**Stated task**
Which lines hold the word "whatsapp"? Copy each of them.

**Data extract**
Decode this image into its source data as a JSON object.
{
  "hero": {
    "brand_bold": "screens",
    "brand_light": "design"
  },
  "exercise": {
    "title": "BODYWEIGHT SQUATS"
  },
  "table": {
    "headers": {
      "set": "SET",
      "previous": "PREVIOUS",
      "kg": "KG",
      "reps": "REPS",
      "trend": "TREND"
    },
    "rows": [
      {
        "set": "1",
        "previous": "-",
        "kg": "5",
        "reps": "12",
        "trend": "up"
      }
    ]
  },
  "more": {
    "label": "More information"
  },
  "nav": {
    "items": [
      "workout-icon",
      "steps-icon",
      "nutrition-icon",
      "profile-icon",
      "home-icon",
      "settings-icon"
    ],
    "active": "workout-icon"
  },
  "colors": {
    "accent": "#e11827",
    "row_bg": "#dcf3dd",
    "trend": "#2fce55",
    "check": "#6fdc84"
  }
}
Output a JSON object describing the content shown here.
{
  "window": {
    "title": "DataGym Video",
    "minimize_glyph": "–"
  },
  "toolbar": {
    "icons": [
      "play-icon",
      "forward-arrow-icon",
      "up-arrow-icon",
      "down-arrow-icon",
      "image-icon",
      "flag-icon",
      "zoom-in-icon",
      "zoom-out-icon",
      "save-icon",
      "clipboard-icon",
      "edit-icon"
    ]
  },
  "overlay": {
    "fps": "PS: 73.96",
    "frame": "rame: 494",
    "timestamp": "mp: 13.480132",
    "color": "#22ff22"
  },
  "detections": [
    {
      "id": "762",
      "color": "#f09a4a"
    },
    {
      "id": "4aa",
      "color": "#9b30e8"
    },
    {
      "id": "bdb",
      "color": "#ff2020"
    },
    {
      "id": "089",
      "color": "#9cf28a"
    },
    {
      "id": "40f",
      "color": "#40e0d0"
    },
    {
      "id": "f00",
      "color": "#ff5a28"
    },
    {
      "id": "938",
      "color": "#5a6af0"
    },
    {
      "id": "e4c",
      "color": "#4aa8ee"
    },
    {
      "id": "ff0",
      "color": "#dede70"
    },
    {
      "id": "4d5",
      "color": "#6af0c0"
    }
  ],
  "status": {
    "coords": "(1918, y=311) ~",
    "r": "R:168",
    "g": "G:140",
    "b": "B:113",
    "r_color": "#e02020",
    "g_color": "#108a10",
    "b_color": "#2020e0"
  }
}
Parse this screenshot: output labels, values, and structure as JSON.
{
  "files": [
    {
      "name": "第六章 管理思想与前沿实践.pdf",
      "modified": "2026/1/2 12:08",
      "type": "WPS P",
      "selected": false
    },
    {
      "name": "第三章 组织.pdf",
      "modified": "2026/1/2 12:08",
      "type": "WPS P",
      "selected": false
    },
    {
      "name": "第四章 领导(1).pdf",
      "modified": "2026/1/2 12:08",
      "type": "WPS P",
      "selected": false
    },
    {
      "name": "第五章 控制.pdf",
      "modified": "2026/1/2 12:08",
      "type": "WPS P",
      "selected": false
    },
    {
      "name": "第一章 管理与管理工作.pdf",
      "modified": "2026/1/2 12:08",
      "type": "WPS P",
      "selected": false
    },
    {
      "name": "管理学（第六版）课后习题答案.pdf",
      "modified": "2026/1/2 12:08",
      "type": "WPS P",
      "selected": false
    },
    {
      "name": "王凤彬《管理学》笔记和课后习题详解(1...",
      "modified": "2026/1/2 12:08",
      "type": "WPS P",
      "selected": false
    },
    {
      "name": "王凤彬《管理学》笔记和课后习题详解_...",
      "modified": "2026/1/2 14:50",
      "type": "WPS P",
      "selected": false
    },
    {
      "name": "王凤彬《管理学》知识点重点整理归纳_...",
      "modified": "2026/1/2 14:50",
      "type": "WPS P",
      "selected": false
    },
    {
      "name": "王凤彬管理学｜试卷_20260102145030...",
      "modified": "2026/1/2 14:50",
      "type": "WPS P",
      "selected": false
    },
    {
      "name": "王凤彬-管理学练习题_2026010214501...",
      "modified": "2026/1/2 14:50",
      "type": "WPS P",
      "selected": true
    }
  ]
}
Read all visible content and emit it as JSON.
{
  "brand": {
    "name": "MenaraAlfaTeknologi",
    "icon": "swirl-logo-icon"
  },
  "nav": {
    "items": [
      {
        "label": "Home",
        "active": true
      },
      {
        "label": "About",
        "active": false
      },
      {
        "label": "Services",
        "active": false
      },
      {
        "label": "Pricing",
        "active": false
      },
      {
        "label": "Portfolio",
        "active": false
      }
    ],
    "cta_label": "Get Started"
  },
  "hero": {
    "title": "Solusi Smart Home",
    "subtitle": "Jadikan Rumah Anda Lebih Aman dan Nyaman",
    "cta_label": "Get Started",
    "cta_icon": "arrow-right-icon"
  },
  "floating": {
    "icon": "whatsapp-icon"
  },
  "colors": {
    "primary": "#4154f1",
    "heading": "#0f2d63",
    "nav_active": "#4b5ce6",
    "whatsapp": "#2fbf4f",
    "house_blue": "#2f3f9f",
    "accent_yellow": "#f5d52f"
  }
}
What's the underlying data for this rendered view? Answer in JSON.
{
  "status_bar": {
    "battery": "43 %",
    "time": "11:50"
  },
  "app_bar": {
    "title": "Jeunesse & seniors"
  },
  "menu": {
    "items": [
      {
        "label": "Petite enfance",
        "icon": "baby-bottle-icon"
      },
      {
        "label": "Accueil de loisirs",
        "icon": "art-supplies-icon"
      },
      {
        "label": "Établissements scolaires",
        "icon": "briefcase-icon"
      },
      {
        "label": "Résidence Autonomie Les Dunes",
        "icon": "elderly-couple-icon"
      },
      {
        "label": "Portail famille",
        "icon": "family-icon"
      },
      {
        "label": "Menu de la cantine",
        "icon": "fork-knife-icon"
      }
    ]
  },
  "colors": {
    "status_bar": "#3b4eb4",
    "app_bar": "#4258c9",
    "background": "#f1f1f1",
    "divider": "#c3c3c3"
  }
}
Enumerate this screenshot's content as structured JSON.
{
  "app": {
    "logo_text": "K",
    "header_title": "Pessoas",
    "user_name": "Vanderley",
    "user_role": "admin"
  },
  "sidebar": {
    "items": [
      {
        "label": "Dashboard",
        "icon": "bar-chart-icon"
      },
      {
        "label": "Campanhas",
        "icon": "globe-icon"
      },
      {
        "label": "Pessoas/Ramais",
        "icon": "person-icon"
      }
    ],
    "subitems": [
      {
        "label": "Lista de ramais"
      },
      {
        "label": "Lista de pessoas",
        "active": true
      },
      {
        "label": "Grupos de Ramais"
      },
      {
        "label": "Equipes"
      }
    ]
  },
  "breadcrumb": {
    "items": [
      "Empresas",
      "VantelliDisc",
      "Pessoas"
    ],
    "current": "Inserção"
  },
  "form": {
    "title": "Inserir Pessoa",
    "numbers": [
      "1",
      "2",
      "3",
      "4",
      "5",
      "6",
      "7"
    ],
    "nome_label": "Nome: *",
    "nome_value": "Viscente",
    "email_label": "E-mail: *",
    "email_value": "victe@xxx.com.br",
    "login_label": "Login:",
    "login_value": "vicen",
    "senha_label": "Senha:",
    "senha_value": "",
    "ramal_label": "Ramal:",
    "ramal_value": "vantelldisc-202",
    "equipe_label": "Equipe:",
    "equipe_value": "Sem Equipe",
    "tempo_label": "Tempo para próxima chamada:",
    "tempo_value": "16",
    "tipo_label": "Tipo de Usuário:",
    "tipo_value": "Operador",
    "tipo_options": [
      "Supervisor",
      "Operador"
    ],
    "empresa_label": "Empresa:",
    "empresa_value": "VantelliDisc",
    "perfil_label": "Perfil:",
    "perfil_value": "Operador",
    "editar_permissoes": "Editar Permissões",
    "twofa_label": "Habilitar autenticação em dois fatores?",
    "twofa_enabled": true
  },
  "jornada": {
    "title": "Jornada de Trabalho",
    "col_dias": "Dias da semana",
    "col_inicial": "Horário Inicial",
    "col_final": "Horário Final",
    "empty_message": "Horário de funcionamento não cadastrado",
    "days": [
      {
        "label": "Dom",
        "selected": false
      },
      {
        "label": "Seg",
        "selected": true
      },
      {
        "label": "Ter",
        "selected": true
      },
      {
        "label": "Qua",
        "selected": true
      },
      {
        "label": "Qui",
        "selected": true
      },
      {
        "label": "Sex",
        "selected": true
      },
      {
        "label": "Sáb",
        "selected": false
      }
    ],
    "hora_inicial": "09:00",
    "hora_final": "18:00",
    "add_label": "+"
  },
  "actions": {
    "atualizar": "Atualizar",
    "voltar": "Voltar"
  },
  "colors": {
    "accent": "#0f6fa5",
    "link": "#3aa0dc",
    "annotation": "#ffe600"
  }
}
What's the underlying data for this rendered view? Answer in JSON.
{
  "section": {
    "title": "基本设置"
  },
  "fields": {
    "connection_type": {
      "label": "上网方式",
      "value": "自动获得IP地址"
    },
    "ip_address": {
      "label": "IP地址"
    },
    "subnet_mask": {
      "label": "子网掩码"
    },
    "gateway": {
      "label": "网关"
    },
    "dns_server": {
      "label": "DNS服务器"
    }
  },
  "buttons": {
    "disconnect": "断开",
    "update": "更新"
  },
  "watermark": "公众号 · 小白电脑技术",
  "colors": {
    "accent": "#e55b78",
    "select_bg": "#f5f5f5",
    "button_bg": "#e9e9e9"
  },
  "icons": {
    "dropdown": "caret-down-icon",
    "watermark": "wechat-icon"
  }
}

**Exercise output**
    "icon": "whatsapp-icon"
    "whatsapp": "#2fbf4f",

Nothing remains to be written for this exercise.